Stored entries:
^^^^^^^^
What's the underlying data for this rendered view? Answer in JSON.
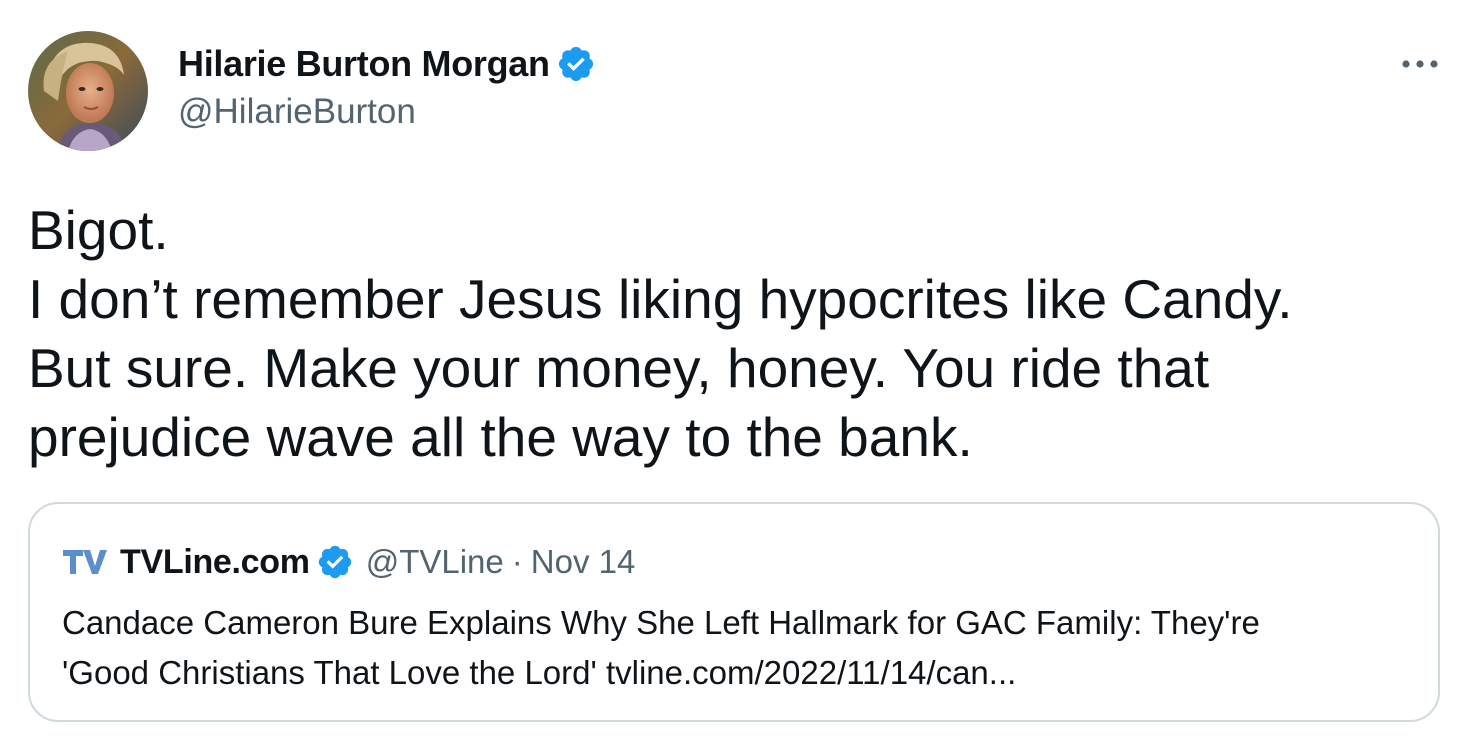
{
  "author": {
    "name": "Hilarie Burton Morgan",
    "handle": "@HilarieBurton",
    "verified": true,
    "avatar_icon": "avatar-photo"
  },
  "menu": {
    "more_icon": "more-horizontal-icon",
    "more_label": "···"
  },
  "tweet": {
    "lines": [
      "Bigot.",
      "I don’t remember Jesus liking hypocrites like Candy.",
      "But sure. Make your money, honey. You ride that",
      "prejudice wave all the way to the bank."
    ]
  },
  "quoted_tweet": {
    "logo_icon": "tvline-logo",
    "name": "TVLine.com",
    "verified": true,
    "handle": "@TVLine",
    "separator": "·",
    "date": "Nov 14",
    "lines": [
      "Candace Cameron Bure Explains Why She Left Hallmark for GAC Family: They're",
      "'Good Christians That Love the Lord' tvline.com/2022/11/14/can..."
    ]
  },
  "colors": {
    "text": "#0f1419",
    "secondary": "#536471",
    "border": "#cfd9de",
    "verified_blue": "#1d9bf0",
    "tvline_blue": "#5b8fc9"
  }
}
^^^^^^^^
WORK REQUIRED ::
Find the lines holding "name" and list every one.

TASK RESPONSE ::
    "name": "Hilarie Burton Morgan",
    "name": "TVLine.com",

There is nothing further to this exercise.